__Work to complete__. Gather from the listing below each line that includes the word "materiale", and copy it.

__Available data__.
....

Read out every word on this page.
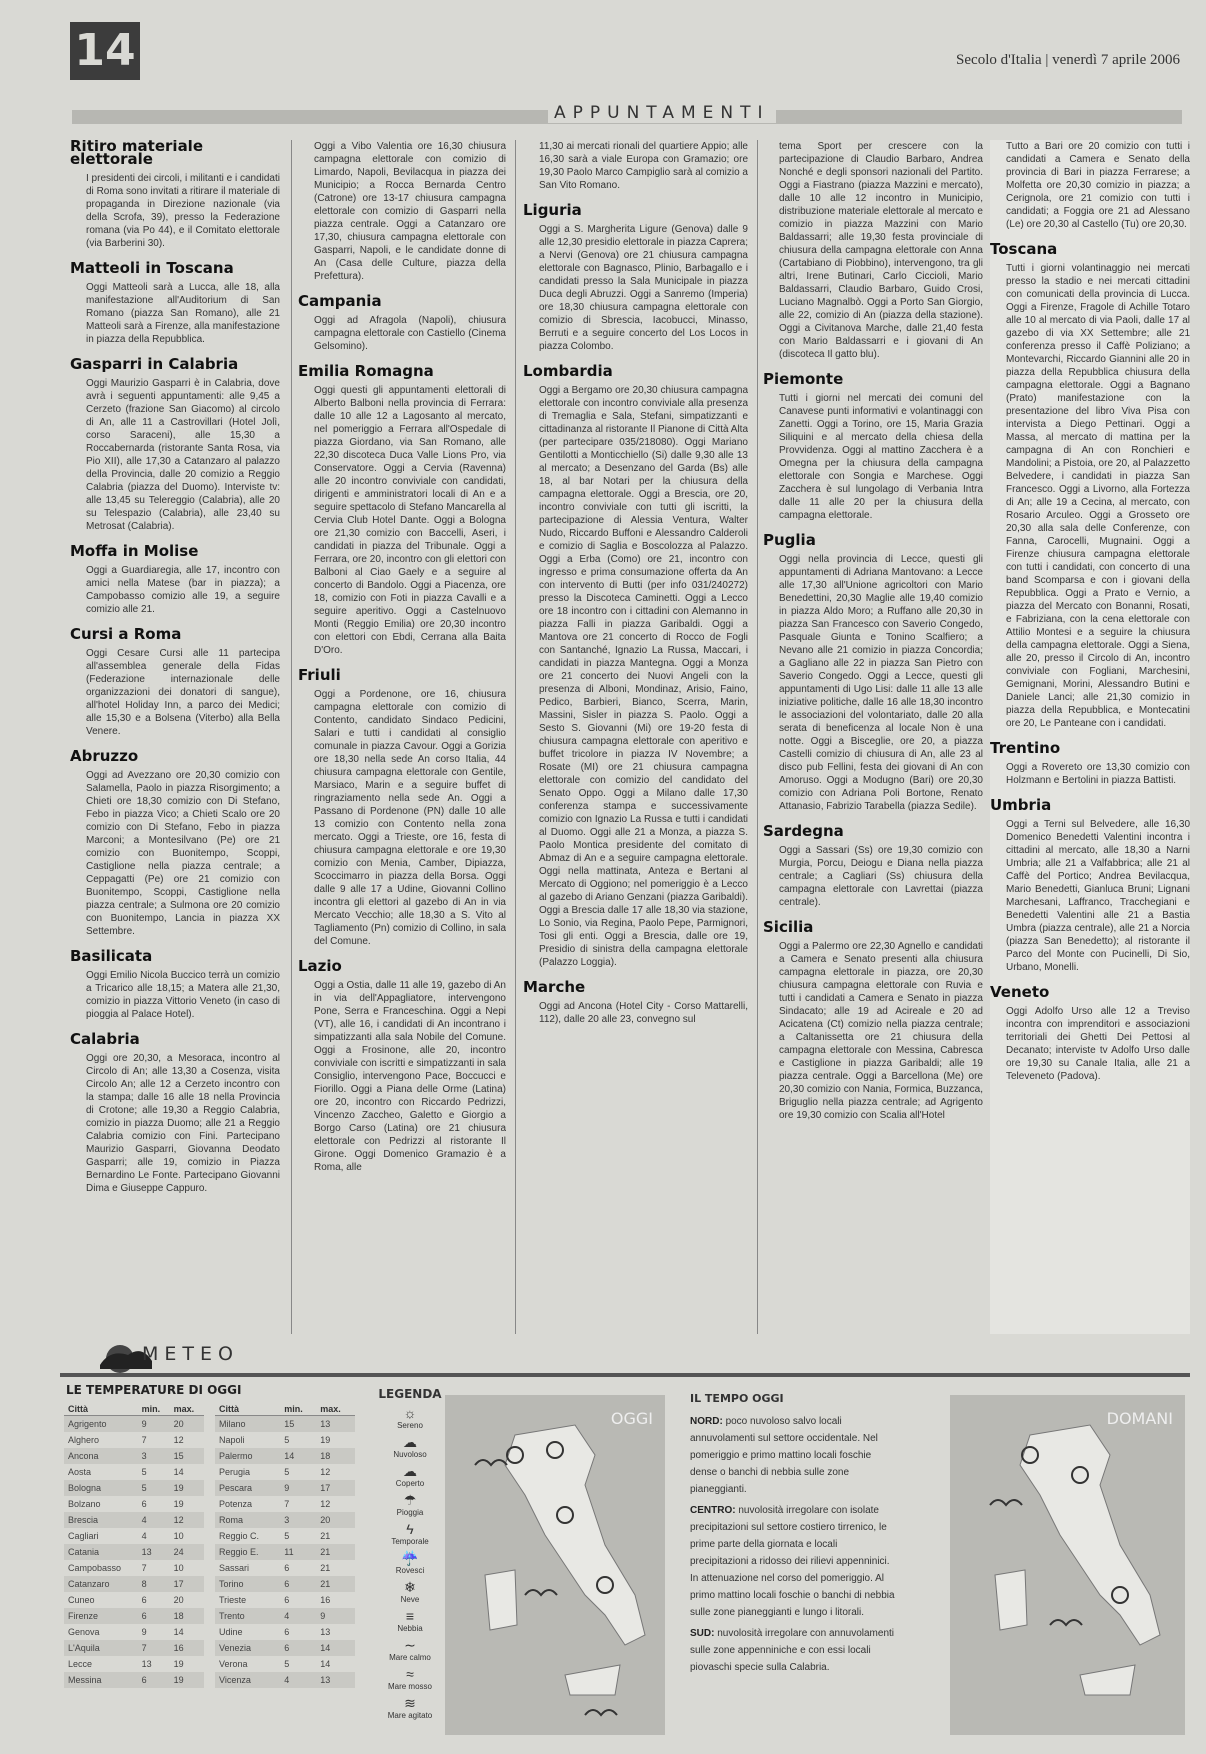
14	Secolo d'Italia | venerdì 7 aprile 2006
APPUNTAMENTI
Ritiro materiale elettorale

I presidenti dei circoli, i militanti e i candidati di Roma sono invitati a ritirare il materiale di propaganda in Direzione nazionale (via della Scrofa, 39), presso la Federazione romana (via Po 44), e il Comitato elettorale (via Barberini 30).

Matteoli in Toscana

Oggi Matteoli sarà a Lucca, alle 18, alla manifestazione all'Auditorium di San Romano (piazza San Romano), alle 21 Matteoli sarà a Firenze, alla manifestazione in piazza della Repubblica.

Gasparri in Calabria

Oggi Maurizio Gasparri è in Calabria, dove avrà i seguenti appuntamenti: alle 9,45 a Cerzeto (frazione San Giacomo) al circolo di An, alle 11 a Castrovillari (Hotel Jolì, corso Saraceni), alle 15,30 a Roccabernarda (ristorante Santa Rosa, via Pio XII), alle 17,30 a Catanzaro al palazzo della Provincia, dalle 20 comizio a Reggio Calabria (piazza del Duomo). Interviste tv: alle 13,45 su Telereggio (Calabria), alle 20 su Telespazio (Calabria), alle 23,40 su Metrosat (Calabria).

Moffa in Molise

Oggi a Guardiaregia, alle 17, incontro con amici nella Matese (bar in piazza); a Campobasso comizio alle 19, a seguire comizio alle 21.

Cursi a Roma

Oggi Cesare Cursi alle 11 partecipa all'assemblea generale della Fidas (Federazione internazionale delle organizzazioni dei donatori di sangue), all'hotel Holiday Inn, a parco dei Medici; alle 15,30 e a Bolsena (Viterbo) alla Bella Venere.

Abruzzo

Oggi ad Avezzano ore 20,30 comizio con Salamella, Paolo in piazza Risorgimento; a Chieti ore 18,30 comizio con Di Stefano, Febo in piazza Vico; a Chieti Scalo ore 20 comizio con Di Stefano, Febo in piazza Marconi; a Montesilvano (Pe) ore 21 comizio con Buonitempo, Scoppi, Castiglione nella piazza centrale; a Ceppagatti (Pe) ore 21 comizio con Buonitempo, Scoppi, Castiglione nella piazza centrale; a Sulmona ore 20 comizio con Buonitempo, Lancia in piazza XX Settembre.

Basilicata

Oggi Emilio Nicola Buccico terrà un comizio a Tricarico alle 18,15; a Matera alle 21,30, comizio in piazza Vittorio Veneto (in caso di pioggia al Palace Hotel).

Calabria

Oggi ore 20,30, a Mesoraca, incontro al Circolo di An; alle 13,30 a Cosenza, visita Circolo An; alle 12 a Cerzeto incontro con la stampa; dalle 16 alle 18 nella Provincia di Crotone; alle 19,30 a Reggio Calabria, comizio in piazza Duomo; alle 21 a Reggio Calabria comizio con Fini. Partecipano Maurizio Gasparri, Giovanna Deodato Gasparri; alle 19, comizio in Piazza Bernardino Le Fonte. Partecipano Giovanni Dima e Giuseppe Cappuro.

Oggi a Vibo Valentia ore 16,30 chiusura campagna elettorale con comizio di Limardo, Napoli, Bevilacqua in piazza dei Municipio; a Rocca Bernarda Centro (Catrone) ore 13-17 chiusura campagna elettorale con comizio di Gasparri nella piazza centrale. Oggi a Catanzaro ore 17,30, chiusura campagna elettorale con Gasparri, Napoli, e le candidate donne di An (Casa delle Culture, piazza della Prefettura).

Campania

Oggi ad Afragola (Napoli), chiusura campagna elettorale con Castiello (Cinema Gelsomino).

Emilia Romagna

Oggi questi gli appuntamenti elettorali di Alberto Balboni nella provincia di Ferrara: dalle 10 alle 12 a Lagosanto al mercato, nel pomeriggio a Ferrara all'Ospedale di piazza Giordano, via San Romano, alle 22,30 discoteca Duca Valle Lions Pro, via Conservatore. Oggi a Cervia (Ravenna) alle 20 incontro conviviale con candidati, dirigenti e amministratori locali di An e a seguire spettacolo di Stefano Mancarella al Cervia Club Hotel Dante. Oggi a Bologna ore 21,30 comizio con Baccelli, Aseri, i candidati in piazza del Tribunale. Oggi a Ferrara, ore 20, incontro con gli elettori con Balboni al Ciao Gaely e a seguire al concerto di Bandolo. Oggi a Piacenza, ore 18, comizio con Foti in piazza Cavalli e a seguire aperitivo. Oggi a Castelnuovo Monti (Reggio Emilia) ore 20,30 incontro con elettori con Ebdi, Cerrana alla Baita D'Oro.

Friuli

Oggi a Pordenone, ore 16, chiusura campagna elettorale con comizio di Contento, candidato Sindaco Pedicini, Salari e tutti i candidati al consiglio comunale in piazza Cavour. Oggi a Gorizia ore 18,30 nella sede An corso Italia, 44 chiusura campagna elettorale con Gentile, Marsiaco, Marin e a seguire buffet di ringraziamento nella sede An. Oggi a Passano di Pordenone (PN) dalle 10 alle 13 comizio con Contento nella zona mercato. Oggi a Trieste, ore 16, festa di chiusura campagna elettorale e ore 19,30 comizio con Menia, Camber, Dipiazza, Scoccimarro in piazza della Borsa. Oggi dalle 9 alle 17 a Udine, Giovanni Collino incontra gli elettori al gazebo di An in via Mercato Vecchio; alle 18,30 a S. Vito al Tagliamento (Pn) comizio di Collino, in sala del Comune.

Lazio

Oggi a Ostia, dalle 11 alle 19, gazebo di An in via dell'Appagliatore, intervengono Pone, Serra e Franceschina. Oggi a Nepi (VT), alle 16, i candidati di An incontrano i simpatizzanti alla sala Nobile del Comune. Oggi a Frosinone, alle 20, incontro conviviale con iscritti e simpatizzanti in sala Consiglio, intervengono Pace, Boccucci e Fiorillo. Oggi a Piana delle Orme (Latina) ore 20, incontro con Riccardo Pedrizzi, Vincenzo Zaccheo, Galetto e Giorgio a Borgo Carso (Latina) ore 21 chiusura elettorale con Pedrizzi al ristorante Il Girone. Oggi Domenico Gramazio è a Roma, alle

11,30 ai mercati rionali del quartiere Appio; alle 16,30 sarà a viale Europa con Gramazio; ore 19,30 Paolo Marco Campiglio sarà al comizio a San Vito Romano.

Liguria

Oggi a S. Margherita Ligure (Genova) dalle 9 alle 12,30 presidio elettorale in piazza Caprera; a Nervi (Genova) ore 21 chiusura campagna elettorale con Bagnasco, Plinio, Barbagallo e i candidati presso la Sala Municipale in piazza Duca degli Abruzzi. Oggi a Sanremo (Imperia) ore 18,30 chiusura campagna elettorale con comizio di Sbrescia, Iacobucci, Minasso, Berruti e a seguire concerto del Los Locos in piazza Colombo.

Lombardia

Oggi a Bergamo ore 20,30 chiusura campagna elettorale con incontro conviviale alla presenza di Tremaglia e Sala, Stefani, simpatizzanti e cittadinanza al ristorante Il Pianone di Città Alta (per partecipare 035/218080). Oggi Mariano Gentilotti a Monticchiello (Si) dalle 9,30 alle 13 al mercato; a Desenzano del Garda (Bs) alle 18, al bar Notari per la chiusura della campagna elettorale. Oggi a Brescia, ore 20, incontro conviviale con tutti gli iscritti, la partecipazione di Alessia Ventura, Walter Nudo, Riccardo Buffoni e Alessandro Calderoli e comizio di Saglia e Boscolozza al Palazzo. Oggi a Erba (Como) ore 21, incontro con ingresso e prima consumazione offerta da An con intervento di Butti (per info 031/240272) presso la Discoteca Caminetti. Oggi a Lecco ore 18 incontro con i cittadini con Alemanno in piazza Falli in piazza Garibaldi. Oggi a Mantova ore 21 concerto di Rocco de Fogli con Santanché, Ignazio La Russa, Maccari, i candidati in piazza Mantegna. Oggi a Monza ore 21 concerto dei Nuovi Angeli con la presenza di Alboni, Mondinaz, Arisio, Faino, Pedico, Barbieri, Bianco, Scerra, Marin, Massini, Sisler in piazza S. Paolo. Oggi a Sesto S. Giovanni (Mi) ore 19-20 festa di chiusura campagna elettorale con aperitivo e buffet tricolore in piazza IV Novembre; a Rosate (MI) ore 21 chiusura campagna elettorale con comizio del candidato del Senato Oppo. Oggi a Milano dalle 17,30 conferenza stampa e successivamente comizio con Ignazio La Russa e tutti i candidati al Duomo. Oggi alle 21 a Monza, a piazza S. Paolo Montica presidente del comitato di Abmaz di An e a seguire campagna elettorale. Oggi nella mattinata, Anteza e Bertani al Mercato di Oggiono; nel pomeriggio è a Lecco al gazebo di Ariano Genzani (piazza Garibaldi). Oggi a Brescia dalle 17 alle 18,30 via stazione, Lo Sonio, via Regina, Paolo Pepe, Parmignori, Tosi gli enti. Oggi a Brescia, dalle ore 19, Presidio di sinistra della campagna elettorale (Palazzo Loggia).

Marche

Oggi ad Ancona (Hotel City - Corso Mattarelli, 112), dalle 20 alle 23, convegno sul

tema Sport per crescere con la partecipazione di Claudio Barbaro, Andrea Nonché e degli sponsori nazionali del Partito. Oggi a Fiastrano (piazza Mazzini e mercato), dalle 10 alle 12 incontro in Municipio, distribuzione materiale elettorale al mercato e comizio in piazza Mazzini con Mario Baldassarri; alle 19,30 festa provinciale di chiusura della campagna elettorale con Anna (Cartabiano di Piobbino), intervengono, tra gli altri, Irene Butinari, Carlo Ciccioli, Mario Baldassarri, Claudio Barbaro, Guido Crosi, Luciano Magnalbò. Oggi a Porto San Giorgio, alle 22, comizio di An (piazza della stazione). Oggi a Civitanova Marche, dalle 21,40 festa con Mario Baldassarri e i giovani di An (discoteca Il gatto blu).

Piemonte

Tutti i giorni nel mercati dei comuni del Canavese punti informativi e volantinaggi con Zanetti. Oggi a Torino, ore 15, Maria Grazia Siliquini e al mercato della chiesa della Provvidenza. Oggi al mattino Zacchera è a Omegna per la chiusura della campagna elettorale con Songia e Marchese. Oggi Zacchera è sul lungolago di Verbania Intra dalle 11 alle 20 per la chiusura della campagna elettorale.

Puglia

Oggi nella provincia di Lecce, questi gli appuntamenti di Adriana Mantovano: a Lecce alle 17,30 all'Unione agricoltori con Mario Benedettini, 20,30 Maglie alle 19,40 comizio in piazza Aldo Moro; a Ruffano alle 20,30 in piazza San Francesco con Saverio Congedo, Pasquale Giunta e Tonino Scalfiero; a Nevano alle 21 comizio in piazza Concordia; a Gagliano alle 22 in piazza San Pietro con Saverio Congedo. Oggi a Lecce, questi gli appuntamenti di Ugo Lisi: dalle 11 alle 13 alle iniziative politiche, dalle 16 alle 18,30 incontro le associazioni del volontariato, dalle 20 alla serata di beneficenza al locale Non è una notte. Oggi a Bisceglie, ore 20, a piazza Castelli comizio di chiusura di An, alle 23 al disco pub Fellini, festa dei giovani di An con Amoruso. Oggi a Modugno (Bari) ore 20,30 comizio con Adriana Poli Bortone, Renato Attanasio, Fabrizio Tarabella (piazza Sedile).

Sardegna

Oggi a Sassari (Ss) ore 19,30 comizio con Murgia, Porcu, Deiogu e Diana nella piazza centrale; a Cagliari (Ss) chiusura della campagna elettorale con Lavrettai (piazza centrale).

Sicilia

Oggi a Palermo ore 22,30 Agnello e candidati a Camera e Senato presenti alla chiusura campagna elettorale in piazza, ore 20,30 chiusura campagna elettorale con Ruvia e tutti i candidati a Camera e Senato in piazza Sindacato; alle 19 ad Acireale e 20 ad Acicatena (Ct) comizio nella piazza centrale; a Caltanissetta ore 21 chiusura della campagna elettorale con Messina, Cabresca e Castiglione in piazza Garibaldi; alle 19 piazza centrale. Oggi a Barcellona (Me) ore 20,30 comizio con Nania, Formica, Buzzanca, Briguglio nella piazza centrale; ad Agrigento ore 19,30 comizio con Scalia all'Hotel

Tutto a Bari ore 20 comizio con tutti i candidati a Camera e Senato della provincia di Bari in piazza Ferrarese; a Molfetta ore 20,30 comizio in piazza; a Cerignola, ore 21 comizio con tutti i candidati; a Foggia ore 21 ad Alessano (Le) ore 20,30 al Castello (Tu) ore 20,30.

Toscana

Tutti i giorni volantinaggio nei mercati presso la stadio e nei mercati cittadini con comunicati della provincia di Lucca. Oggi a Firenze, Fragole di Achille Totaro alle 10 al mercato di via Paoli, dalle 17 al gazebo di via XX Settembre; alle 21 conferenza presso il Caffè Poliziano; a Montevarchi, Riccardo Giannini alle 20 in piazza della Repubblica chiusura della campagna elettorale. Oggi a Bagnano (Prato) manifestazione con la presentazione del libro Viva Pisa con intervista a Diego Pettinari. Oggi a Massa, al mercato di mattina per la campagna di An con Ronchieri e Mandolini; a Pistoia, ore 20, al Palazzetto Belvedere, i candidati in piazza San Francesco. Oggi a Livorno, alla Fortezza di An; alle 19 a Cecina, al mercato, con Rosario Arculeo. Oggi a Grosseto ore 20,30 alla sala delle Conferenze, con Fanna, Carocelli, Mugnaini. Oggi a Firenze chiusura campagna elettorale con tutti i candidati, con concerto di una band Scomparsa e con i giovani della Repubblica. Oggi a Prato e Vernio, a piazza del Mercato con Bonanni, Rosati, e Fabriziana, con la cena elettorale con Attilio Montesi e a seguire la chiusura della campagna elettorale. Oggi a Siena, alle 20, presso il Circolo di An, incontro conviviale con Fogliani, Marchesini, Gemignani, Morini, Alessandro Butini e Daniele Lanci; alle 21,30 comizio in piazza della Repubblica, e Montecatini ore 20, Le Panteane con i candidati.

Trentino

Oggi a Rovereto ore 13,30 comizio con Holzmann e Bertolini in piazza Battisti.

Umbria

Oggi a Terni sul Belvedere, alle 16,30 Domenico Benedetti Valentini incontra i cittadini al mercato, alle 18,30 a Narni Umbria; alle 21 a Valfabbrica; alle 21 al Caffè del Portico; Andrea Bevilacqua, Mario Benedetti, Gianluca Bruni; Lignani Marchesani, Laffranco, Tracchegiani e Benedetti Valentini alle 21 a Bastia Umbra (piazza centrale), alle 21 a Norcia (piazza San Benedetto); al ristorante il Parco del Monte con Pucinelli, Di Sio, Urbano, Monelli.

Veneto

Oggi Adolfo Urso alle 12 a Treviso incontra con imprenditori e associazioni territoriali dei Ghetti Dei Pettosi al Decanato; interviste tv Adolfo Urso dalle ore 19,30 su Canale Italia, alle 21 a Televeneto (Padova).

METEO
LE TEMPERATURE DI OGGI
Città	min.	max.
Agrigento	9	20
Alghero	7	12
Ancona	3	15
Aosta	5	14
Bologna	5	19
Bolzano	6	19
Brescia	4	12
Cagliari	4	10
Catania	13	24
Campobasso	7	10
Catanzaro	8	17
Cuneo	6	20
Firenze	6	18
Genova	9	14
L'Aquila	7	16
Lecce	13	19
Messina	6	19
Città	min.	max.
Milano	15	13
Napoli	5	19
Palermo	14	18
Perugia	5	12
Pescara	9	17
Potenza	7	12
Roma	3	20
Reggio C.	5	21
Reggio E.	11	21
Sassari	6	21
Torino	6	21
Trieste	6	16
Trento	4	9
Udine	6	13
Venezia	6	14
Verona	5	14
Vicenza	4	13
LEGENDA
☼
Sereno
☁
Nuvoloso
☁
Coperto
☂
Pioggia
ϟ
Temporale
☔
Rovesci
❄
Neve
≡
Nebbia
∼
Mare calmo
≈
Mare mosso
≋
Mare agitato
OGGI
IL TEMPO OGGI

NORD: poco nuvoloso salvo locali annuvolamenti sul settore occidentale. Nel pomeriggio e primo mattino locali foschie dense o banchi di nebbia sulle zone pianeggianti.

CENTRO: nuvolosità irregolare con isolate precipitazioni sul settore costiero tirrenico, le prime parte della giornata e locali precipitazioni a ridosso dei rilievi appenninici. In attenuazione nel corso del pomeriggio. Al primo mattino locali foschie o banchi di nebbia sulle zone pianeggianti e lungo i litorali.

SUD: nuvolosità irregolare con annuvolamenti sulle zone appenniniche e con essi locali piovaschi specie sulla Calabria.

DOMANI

....

__Task response__.
Ritiro materiale elettorale
I presidenti dei circoli, i militanti e i candidati di Roma sono invitati a ritirare il materiale di propaganda in Direzione nazionale (via della Scrofa, 39), presso la Federazione romana (via Po 44), e il Comitato elettorale (via Barberini 30).
tema Sport per crescere con la partecipazione di Claudio Barbaro, Andrea Nonché e degli sponsori nazionali del Partito. Oggi a Fiastrano (piazza Mazzini e mercato), dalle 10 alle 12 incontro in Municipio, distribuzione materiale elettorale al mercato e comizio in piazza Mazzini con Mario Baldassarri; alle 19,30 festa provinciale di chiusura della campagna elettorale con Anna (Cartabiano di Piobbino), intervengono, tra gli altri, Irene Butinari, Carlo Ciccioli, Mario Baldassarri, Claudio Barbaro, Guido Crosi, Luciano Magnalbò. Oggi a Porto San Giorgio, alle 22, comizio di An (piazza della stazione). Oggi a Civitanova Marche, dalle 21,40 festa con Mario Baldassarri e i giovani di An (discoteca Il gatto blu).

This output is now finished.